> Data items

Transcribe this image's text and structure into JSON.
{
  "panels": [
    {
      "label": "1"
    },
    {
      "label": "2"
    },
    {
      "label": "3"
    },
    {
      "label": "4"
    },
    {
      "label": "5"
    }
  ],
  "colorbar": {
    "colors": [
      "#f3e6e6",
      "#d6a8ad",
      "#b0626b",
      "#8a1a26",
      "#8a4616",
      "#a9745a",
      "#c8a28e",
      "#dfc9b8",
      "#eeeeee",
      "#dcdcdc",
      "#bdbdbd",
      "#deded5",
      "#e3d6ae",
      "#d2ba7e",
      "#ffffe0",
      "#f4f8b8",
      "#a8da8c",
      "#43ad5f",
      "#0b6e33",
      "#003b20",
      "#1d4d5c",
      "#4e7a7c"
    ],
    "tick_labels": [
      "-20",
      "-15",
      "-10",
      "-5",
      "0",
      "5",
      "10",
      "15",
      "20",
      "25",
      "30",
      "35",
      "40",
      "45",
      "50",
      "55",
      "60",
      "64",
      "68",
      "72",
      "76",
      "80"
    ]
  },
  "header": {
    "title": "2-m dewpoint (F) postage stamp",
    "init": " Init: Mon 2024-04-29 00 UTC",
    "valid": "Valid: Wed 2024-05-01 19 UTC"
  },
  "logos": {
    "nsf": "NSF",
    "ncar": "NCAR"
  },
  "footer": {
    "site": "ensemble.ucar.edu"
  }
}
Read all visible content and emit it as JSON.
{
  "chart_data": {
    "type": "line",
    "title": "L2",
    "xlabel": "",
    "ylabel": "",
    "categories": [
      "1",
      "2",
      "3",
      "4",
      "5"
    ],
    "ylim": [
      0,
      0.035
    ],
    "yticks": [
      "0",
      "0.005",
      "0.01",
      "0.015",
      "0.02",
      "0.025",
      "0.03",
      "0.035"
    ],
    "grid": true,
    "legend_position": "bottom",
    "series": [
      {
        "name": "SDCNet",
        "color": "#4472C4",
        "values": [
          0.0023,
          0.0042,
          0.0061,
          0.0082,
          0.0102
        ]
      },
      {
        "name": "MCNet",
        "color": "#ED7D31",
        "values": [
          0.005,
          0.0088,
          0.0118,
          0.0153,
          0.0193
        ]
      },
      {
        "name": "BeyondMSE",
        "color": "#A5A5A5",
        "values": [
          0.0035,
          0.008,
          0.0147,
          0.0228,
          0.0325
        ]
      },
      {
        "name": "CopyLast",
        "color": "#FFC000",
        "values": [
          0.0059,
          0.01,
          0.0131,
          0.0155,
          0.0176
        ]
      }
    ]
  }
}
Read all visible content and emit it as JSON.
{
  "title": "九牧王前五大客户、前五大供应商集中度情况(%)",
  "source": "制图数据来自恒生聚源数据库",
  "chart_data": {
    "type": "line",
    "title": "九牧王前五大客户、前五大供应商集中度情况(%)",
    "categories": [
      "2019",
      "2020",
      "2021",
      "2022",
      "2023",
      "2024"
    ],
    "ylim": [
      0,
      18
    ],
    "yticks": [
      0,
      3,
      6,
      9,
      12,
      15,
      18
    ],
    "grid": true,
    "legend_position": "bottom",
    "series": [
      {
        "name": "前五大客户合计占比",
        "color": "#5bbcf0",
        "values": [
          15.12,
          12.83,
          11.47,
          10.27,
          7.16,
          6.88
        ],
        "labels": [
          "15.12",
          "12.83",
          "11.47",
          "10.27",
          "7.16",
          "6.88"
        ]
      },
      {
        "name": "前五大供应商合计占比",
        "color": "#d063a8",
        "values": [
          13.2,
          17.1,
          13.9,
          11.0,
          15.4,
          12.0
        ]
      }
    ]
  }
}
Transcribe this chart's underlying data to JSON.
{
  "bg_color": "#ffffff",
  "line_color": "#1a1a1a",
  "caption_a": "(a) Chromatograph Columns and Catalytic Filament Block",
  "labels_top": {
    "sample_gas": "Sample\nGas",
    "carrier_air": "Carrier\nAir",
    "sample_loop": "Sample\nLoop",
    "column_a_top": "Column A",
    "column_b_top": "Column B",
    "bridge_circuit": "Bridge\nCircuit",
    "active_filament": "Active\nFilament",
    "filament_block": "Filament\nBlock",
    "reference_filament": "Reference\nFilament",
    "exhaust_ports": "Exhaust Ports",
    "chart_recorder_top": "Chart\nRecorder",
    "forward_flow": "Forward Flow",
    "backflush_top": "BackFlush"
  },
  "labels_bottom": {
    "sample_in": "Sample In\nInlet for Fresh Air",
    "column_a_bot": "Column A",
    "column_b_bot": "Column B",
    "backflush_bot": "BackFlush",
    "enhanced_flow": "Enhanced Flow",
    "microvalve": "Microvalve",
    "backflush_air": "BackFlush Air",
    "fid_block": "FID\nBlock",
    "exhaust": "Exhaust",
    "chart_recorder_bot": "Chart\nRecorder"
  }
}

> Task prompt
Your task is to pick out every line with the string "nRecorder" and copy it.

> The response
    "chart_recorder_top": "Chart\nRecorder",
    "chart_recorder_bot": "Chart\nRecorder"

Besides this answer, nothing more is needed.